> WHAT YOU NEED TO DO
Please output exactly the run of lines that starts at the line with "Extract all readable text from this page." and ends at the last line of the records below.

> DATASET
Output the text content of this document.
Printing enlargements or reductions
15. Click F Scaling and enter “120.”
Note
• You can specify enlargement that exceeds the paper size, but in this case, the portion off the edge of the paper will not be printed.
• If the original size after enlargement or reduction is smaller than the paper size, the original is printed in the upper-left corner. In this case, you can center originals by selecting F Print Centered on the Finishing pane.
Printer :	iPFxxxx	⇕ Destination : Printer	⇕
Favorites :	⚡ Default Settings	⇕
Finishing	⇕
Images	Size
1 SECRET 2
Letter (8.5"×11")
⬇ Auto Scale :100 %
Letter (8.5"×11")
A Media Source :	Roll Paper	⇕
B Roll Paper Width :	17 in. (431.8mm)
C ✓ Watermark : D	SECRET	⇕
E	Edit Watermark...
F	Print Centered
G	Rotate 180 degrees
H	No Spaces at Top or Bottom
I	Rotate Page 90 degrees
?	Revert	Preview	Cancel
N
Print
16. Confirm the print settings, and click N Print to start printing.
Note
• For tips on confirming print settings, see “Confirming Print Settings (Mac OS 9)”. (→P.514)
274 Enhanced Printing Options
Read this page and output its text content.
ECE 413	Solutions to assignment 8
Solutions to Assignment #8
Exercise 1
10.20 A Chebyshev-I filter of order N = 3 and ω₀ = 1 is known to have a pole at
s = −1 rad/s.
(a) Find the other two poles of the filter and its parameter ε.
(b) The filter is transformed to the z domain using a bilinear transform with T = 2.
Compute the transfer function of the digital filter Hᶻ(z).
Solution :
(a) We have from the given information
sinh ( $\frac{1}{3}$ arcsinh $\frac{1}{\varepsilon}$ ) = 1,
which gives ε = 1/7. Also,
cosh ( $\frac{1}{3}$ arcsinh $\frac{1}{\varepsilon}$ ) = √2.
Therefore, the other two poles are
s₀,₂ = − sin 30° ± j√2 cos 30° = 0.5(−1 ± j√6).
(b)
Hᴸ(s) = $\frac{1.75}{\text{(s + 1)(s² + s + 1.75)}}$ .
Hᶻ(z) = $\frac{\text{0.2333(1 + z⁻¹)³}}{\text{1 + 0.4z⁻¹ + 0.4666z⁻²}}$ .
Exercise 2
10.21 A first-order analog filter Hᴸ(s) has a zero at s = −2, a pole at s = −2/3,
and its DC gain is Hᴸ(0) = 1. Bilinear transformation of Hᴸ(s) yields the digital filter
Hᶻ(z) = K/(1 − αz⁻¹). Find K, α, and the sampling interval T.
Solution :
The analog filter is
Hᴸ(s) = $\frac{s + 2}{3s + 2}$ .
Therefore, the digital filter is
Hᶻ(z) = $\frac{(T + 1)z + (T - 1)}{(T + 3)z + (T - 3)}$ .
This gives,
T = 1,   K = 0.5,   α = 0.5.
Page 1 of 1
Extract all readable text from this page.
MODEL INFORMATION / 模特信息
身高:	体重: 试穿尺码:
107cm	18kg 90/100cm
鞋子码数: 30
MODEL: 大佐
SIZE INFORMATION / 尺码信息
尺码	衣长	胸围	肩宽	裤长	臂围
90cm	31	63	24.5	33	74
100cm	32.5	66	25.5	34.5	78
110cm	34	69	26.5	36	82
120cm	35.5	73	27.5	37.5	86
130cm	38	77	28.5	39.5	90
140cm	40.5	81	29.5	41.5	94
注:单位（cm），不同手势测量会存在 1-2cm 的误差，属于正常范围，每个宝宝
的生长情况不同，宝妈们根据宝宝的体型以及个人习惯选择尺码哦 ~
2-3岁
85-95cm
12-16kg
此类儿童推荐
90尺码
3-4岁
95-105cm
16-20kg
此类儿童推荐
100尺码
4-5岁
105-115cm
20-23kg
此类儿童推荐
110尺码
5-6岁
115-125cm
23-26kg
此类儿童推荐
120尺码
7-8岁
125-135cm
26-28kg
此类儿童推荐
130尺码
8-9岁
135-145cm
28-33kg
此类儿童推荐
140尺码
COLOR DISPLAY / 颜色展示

> WRITTEN SOLUTION
Extract all readable text from this page.
MODEL INFORMATION / 模特信息
身高:	体重: 试穿尺码:
107cm	18kg 90/100cm
鞋子码数: 30
MODEL: 大佐
SIZE INFORMATION / 尺码信息
尺码	衣长	胸围	肩宽	裤长	臂围
90cm	31	63	24.5	33	74
100cm	32.5	66	25.5	34.5	78
110cm	34	69	26.5	36	82
120cm	35.5	73	27.5	37.5	86
130cm	38	77	28.5	39.5	90
140cm	40.5	81	29.5	41.5	94
注:单位（cm），不同手势测量会存在 1-2cm 的误差，属于正常范围，每个宝宝
的生长情况不同，宝妈们根据宝宝的体型以及个人习惯选择尺码哦 ~
2-3岁
85-95cm
12-16kg
此类儿童推荐
90尺码
3-4岁
95-105cm
16-20kg
此类儿童推荐
100尺码
4-5岁
105-115cm
20-23kg
此类儿童推荐
110尺码
5-6岁
115-125cm
23-26kg
此类儿童推荐
120尺码
7-8岁
125-135cm
26-28kg
此类儿童推荐
130尺码
8-9岁
135-145cm
28-33kg
此类儿童推荐
140尺码
COLOR DISPLAY / 颜色展示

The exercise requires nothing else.